- EXERCISE DESCRIPTION: Search the listing below for the word "งเสร" and copy each line that holds it.

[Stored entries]
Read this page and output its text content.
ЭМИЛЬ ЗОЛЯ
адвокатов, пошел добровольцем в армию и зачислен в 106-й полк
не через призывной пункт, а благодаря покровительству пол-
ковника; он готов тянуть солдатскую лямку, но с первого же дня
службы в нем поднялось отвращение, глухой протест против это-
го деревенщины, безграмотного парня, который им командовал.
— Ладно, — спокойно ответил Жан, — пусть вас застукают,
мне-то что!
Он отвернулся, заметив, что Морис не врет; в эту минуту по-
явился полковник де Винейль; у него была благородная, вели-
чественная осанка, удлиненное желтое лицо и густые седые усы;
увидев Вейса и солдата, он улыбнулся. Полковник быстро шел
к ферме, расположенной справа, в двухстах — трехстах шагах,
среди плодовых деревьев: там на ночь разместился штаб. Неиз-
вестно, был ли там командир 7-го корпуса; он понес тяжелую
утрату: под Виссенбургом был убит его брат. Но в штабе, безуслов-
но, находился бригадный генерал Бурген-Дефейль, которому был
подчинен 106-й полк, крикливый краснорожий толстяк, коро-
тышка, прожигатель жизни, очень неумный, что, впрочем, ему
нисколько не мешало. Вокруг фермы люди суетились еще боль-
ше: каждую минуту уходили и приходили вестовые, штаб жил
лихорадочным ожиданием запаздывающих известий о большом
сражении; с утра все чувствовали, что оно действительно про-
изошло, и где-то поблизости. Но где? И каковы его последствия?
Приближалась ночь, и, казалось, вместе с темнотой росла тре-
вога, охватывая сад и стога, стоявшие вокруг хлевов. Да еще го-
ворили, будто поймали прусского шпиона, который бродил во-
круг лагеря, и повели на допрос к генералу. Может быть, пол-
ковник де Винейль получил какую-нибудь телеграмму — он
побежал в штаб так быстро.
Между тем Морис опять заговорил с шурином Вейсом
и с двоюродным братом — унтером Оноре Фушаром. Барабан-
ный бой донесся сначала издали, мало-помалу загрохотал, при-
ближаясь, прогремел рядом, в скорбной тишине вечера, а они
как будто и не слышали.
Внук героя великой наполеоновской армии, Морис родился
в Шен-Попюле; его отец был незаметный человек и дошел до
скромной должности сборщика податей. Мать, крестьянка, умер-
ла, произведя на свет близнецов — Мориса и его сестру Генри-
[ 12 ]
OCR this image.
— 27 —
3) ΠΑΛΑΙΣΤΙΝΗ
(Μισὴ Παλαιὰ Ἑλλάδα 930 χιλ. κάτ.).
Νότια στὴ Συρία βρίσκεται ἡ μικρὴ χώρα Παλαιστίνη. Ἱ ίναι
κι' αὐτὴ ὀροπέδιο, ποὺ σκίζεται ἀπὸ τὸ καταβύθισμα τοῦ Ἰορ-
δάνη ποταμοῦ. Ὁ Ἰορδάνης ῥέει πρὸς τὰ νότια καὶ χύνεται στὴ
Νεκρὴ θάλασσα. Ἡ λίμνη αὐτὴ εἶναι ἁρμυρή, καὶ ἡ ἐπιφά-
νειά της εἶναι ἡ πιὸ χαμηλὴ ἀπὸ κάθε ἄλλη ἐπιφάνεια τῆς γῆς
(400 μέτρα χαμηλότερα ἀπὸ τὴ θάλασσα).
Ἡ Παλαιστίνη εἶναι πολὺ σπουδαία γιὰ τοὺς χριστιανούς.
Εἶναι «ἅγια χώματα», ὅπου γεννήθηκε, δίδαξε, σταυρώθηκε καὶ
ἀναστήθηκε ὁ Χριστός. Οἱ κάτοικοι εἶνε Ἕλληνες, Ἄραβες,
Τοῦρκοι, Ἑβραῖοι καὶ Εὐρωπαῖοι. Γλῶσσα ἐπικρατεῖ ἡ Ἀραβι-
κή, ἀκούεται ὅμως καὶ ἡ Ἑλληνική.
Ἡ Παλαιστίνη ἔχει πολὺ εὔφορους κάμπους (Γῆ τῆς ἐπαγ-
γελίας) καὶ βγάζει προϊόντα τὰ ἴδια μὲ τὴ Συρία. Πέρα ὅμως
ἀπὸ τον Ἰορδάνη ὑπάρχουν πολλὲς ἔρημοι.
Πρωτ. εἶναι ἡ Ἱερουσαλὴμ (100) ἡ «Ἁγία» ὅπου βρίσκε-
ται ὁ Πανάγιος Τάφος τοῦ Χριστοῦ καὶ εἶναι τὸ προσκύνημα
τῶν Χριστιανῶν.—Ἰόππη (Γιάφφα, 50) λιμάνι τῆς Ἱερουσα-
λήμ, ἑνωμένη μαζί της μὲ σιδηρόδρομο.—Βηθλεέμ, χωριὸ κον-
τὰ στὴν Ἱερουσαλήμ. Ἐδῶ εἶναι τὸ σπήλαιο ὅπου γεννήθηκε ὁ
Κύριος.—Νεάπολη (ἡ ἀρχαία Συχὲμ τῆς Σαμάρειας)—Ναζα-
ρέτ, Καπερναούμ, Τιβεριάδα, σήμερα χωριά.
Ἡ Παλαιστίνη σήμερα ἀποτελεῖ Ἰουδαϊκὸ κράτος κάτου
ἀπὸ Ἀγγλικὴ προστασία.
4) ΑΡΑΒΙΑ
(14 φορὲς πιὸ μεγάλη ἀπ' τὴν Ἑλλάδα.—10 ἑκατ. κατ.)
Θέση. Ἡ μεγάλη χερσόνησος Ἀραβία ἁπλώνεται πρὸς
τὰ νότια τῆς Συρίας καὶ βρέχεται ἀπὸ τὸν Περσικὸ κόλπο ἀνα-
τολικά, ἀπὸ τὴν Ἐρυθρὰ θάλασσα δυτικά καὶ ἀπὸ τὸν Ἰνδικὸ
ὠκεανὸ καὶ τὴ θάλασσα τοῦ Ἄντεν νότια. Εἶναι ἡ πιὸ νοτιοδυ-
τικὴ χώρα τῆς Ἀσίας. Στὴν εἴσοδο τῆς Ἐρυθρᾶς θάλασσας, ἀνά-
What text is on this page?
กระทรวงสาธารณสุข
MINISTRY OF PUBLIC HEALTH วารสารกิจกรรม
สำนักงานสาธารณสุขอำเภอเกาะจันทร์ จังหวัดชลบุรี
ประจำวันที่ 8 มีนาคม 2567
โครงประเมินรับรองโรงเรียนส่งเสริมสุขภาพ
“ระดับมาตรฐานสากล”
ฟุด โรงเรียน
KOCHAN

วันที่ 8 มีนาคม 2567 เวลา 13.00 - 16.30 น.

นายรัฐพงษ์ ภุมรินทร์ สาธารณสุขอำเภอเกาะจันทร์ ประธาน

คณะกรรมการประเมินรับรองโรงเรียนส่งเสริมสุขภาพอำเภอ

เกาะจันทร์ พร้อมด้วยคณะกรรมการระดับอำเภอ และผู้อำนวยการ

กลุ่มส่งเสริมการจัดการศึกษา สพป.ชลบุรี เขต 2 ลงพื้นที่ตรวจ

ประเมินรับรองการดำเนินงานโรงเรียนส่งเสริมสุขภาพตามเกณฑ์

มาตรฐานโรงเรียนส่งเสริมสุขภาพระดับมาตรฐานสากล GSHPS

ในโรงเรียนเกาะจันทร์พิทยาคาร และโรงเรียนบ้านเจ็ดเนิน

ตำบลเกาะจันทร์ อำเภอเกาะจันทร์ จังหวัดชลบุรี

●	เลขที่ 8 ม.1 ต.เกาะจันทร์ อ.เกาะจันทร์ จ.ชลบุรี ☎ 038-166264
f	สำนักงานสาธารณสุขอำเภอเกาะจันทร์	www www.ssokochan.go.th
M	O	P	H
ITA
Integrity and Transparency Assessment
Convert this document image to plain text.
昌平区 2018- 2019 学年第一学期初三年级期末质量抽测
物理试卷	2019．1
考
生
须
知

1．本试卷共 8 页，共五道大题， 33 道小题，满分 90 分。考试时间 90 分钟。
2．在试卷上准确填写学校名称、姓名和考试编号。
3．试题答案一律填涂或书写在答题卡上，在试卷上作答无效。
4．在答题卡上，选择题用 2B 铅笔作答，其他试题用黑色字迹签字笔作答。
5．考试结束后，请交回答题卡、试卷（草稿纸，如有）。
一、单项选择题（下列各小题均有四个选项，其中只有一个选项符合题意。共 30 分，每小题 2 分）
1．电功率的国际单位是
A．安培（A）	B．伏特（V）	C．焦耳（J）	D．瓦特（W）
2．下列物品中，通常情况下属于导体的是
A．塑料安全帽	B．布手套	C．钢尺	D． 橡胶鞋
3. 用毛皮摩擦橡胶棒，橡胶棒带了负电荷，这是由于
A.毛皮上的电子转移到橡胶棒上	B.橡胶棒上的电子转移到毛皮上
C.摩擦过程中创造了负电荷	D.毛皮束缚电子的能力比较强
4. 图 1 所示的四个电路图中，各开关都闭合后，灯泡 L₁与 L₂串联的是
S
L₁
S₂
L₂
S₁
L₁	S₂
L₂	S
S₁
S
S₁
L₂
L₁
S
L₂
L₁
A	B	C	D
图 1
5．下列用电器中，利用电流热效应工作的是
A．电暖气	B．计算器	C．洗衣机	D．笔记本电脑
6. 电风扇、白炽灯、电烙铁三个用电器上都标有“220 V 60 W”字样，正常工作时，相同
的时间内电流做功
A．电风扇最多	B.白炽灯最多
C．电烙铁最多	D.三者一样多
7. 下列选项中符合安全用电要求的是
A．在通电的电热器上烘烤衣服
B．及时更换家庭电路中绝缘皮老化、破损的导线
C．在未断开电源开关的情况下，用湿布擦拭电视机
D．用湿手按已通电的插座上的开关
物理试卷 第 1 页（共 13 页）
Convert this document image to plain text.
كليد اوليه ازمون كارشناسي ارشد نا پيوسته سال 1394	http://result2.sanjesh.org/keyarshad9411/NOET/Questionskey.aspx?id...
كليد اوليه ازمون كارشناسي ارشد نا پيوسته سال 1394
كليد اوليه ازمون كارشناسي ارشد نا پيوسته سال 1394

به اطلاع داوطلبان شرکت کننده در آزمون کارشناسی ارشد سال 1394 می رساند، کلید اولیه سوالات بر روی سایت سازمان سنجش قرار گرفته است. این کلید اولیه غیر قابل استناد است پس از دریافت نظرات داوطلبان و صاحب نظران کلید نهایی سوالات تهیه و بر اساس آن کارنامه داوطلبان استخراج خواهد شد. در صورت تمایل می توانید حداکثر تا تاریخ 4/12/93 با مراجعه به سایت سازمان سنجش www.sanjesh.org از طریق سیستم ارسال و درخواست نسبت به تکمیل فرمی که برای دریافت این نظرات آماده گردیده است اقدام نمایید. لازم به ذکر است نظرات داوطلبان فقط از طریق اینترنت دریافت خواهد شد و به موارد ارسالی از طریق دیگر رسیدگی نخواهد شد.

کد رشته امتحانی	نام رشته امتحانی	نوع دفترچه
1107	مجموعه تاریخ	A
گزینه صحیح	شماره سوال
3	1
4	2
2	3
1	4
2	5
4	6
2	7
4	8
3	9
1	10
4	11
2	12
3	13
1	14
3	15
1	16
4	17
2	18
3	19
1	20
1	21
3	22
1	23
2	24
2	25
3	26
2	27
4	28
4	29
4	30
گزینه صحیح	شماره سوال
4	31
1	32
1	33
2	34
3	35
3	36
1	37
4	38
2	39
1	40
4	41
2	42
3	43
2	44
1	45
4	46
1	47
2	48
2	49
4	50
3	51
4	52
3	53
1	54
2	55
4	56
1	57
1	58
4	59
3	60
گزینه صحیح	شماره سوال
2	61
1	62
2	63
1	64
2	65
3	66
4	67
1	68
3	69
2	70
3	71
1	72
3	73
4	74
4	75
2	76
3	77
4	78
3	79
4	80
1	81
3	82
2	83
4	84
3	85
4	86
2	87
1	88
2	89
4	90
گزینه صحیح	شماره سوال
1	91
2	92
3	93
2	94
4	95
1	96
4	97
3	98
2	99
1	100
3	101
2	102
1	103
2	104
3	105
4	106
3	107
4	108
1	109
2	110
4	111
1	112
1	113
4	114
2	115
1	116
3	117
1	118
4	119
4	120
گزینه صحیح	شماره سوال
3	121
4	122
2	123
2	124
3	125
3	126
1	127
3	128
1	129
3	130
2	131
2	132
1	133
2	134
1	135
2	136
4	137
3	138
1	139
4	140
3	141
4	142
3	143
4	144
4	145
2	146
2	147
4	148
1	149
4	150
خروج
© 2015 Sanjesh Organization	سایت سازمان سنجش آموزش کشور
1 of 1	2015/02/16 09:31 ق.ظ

- SOLUTION FOR THIS EXERCISE:
โครงประเมินรับรองโรงเรียนส่งเสริมสุขภาพ
คณะกรรมการประเมินรับรองโรงเรียนส่งเสริมสุขภาพอำเภอ
กลุ่มส่งเสริมการจัดการศึกษา สพป.ชลบุรี เขต 2 ลงพื้นที่ตรวจ
ประเมินรับรองการดำเนินงานโรงเรียนส่งเสริมสุขภาพตามเกณฑ์
มาตรฐานโรงเรียนส่งเสริมสุขภาพระดับมาตรฐานสากล GSHPS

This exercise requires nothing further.